(Annotated element entries)
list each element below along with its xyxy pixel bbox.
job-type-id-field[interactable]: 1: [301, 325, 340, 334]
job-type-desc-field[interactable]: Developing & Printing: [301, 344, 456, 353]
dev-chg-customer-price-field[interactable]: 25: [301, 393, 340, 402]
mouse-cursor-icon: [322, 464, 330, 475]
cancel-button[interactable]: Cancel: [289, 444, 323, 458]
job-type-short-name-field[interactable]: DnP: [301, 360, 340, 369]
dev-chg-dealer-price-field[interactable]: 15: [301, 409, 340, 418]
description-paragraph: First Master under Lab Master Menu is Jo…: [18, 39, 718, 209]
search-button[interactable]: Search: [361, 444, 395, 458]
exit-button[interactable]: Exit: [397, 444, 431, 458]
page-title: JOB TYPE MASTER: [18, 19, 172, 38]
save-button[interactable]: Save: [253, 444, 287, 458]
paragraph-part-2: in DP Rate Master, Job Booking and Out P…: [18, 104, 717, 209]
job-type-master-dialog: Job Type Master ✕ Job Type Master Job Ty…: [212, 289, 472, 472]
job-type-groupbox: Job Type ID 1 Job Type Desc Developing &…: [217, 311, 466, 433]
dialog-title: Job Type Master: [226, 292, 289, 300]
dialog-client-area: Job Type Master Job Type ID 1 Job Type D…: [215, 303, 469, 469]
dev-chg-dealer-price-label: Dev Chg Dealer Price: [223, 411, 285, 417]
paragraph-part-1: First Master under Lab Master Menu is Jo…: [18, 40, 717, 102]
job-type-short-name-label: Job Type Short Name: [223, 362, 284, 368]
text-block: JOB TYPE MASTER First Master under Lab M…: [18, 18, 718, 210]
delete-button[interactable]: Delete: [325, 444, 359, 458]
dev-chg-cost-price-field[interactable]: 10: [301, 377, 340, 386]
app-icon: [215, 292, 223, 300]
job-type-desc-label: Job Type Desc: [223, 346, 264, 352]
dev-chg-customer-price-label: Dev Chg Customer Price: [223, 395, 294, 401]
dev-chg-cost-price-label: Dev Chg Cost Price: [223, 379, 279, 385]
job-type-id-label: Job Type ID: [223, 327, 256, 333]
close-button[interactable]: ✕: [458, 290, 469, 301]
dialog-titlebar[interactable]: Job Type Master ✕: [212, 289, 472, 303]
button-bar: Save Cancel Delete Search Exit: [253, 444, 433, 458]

Prompt: Copy out every line of the entries above word for word, changing nothing.

Result below:
list each element below along with its xyxy pixel bbox.
job-type-id-field[interactable]: 1: [301, 325, 340, 334]
job-type-desc-field[interactable]: Developing & Printing: [301, 344, 456, 353]
dev-chg-customer-price-field[interactable]: 25: [301, 393, 340, 402]
mouse-cursor-icon: [322, 464, 330, 475]
cancel-button[interactable]: Cancel: [289, 444, 323, 458]
job-type-short-name-field[interactable]: DnP: [301, 360, 340, 369]
dev-chg-dealer-price-field[interactable]: 15: [301, 409, 340, 418]
description-paragraph: First Master under Lab Master Menu is Jo…: [18, 39, 718, 209]
search-button[interactable]: Search: [361, 444, 395, 458]
exit-button[interactable]: Exit: [397, 444, 431, 458]
page-title: JOB TYPE MASTER: [18, 19, 172, 38]
save-button[interactable]: Save: [253, 444, 287, 458]
paragraph-part-2: in DP Rate Master, Job Booking and Out P…: [18, 104, 717, 209]
job-type-master-dialog: Job Type Master ✕ Job Type Master Job Ty…: [212, 289, 472, 472]
job-type-groupbox: Job Type ID 1 Job Type Desc Developing &…: [217, 311, 466, 433]
dialog-title: Job Type Master: [226, 292, 289, 300]
dialog-client-area: Job Type Master Job Type ID 1 Job Type D…: [215, 303, 469, 469]
dev-chg-dealer-price-label: Dev Chg Dealer Price: [223, 411, 285, 417]
paragraph-part-1: First Master under Lab Master Menu is Jo…: [18, 40, 717, 102]
job-type-short-name-label: Job Type Short Name: [223, 362, 284, 368]
text-block: JOB TYPE MASTER First Master under Lab M…: [18, 18, 718, 210]
delete-button[interactable]: Delete: [325, 444, 359, 458]
dev-chg-cost-price-field[interactable]: 10: [301, 377, 340, 386]
app-icon: [215, 292, 223, 300]
job-type-desc-label: Job Type Desc: [223, 346, 264, 352]
dev-chg-customer-price-label: Dev Chg Customer Price: [223, 395, 294, 401]
dev-chg-cost-price-label: Dev Chg Cost Price: [223, 379, 279, 385]
job-type-id-label: Job Type ID: [223, 327, 256, 333]
close-button[interactable]: ✕: [458, 290, 469, 301]
dialog-titlebar[interactable]: Job Type Master ✕: [212, 289, 472, 303]
button-bar: Save Cancel Delete Search Exit: [253, 444, 433, 458]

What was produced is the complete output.